• [Exercise aim]: Copy each line of the entries that contains the word "Slow".

(Dataset entries)
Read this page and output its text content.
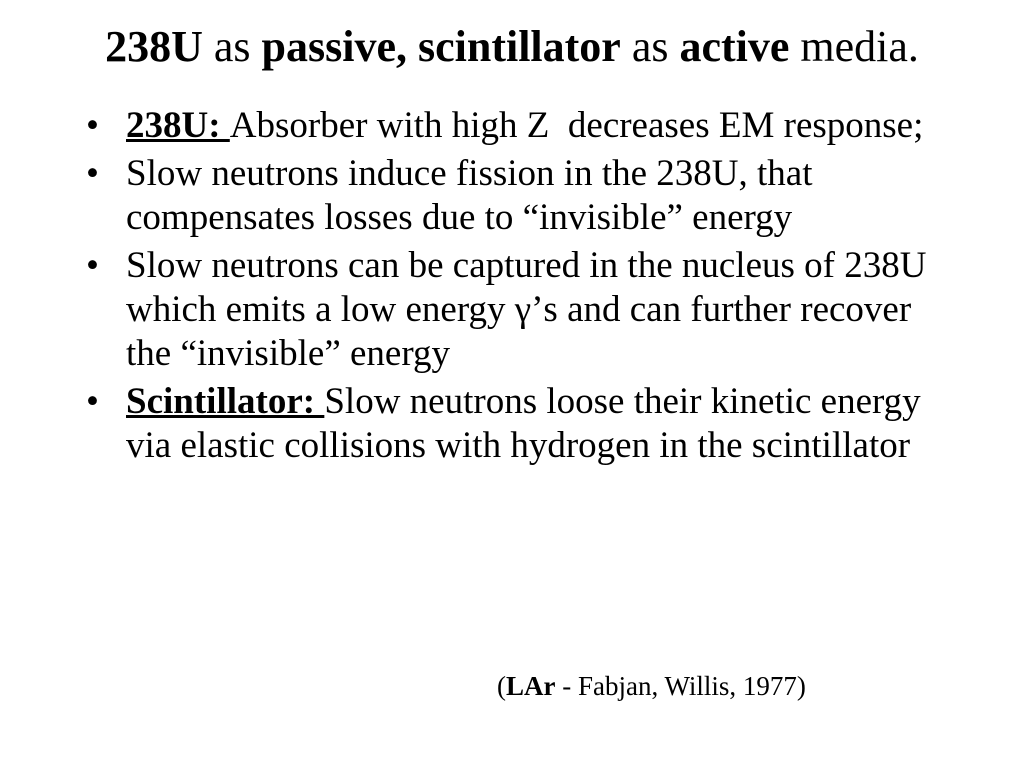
238U as passive, scintillator as active media.
• 238U: Absorber with high Z  decreases EM response;
• Slow neutrons induce fission in the 238U, that compensates losses due to “invisible” energy
• Slow neutrons can be captured in the nucleus of 238U which emits a low energy γ’s and can further recover the “invisible” energy
• Scintillator: Slow neutrons loose their kinetic energy via elastic collisions with hydrogen in the scintillator
(LAr - Fabjan, Willis, 1977)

• [Answer to the problem]:
• Slow neutrons induce fission in the 238U, that compensates losses due to “invisible” energy
• Slow neutrons can be captured in the nucleus of 238U which emits a low energy γ’s and can further recover the “invisible” energy
• Scintillator: Slow neutrons loose their kinetic energy via elastic collisions with hydrogen in the scintillator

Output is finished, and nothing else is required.